* Goal of the exercise
Copy each line in which the string "Sentiment" occurs.

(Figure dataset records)
'''
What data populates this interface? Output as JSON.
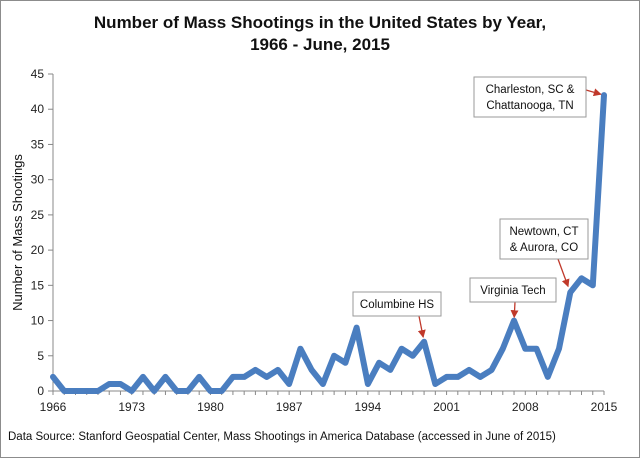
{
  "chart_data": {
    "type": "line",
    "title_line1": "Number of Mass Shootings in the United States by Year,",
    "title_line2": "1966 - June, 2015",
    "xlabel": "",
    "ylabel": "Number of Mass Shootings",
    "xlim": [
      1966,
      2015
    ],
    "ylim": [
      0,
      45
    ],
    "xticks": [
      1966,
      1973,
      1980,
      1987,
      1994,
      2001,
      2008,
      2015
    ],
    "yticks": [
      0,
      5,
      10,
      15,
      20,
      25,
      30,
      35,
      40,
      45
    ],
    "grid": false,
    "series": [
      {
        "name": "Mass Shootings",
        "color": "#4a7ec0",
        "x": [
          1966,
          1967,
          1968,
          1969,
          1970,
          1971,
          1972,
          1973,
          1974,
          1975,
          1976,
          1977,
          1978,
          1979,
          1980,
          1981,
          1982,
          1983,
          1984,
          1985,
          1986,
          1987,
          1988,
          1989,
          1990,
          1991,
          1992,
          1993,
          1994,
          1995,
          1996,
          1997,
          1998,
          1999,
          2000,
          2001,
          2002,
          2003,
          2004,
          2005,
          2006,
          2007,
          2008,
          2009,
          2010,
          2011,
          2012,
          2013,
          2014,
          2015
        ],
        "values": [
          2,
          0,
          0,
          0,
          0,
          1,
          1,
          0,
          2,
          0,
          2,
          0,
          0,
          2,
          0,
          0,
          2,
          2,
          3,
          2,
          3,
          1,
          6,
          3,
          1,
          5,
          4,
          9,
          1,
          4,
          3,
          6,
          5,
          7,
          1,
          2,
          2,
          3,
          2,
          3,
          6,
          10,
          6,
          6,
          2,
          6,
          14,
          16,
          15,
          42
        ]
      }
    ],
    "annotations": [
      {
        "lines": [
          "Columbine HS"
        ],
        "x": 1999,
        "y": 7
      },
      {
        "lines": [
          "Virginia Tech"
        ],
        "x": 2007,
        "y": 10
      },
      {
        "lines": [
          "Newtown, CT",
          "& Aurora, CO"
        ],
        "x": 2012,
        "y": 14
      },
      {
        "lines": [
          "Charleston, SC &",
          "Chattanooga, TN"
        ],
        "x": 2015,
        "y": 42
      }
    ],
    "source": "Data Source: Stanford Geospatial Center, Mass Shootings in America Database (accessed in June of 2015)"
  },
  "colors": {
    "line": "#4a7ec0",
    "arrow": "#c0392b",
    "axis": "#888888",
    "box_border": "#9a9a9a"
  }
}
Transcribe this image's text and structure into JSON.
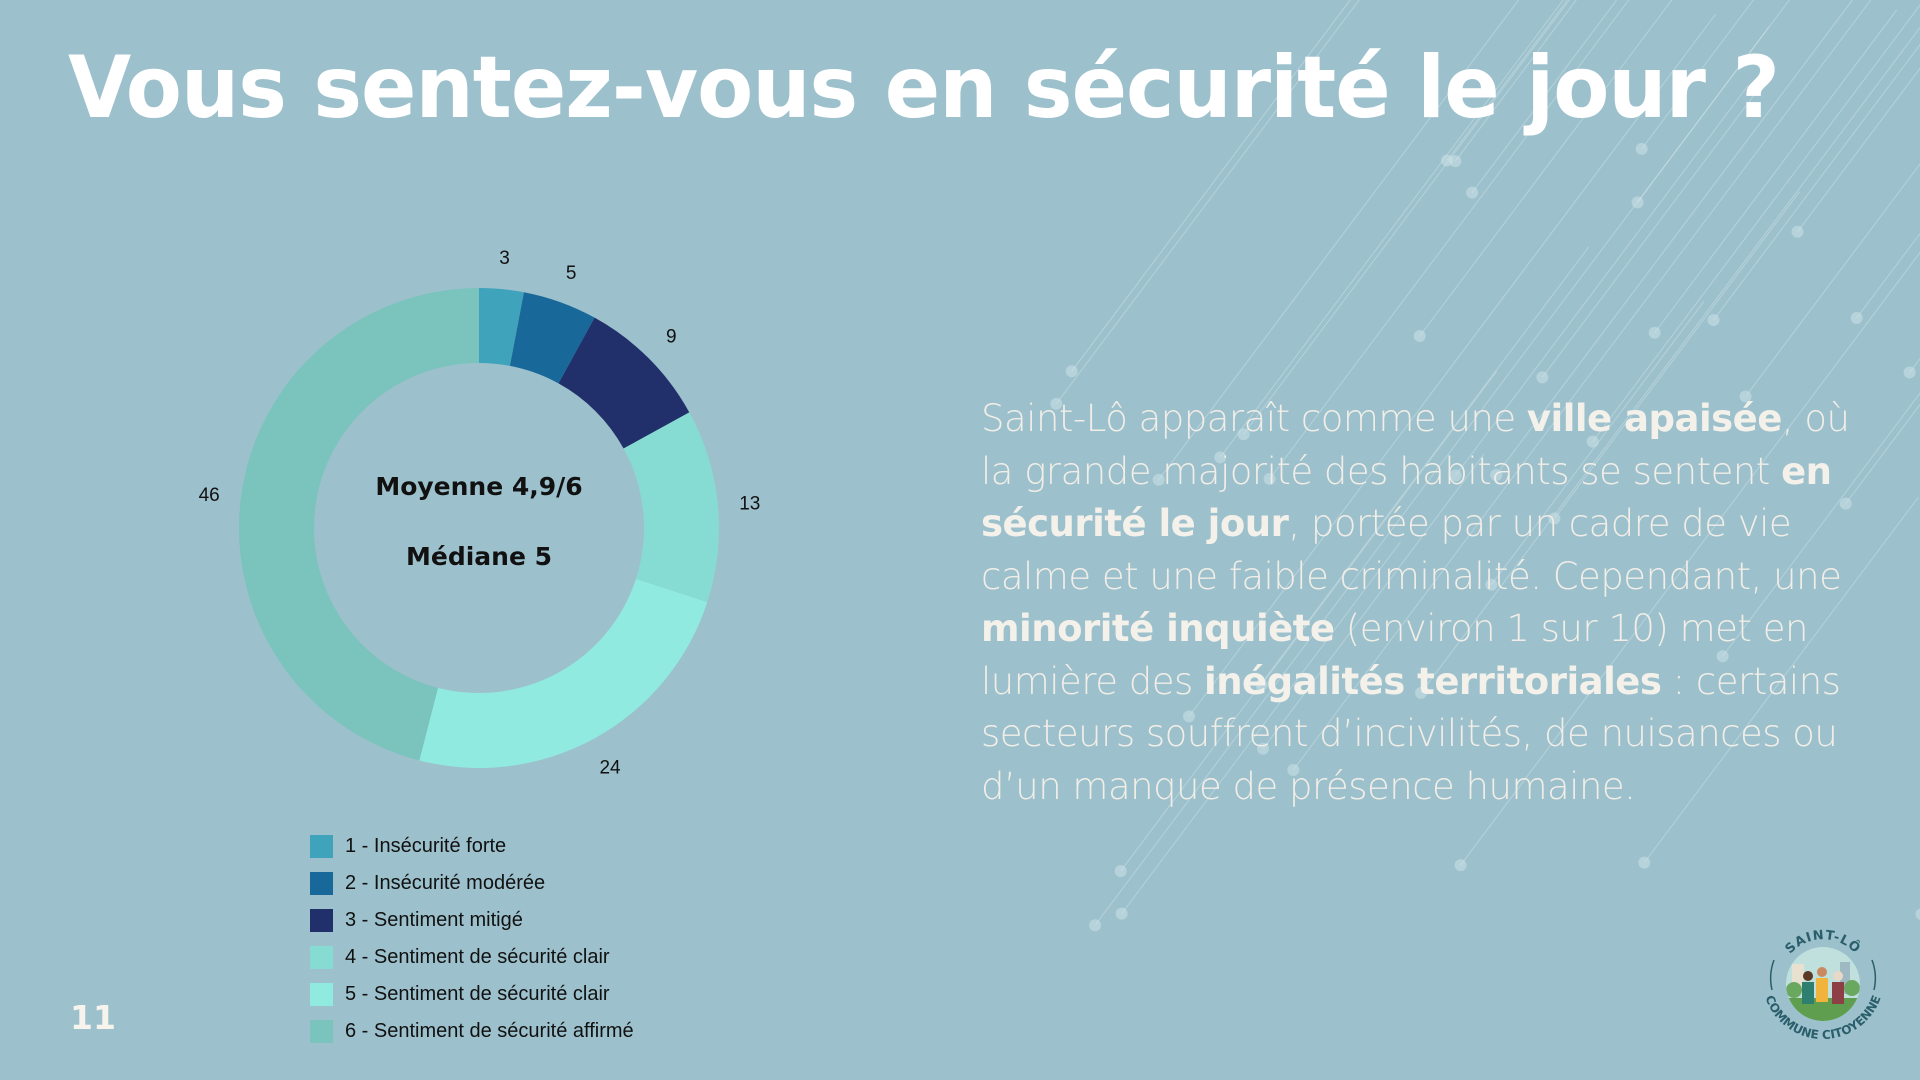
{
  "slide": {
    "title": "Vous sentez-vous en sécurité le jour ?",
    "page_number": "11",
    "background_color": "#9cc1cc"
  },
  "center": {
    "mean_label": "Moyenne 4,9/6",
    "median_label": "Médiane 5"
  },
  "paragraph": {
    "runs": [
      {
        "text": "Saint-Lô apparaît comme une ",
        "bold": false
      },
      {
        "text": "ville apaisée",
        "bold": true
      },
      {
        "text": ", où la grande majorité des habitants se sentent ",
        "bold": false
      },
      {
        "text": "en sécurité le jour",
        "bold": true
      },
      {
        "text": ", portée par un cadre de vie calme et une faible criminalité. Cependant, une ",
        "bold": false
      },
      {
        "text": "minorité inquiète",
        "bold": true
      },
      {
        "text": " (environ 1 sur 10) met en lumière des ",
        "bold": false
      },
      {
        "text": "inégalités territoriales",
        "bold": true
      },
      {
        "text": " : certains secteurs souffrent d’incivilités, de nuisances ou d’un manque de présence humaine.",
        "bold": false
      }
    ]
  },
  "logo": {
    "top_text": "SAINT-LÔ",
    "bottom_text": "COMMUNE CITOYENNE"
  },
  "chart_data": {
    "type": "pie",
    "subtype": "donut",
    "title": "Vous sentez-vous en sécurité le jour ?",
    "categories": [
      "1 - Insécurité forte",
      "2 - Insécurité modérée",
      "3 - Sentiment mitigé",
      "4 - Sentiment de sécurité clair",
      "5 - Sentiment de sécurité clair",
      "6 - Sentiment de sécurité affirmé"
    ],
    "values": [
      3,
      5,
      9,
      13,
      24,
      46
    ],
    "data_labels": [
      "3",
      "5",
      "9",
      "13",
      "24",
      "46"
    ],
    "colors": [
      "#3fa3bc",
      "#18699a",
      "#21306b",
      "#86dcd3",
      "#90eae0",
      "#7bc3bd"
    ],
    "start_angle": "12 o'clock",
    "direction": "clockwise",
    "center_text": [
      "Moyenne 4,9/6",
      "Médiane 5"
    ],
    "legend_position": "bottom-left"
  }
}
'''
'''
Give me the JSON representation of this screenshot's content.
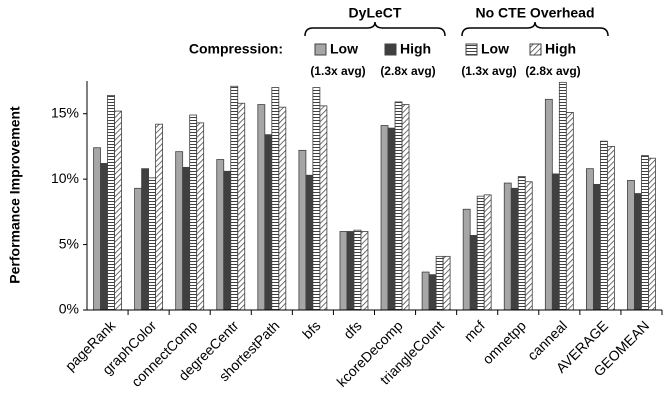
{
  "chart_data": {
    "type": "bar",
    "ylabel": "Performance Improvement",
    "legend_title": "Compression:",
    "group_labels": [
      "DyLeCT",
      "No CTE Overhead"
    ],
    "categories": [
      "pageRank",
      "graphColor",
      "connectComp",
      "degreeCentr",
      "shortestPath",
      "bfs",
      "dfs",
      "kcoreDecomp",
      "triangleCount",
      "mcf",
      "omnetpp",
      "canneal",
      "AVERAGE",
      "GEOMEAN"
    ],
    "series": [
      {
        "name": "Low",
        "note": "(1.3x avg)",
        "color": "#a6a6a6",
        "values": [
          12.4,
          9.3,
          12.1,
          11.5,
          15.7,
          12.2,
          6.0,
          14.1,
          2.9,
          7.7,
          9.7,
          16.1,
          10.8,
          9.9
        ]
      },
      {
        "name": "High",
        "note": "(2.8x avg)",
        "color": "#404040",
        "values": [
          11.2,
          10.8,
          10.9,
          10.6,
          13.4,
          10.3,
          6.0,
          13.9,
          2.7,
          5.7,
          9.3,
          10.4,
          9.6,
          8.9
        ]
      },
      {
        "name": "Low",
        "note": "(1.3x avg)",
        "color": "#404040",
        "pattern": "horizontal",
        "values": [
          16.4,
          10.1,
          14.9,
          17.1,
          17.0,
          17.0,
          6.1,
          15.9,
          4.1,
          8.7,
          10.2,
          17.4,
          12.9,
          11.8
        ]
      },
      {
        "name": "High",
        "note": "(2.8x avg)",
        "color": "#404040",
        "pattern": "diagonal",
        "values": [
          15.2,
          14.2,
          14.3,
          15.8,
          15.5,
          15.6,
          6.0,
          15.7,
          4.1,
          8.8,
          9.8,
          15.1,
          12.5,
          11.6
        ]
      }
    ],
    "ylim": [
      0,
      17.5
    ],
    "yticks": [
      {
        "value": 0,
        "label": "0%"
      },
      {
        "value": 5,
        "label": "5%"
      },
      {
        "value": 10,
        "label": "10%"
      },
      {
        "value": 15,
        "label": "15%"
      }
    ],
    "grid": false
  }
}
'''
* Result
      "3 - Sentiment mitigé",
      "4 - Sentiment de sécurité clair",
      "5 - Sentiment de sécurité clair",
      "6 - Sentiment de sécurité affirmé"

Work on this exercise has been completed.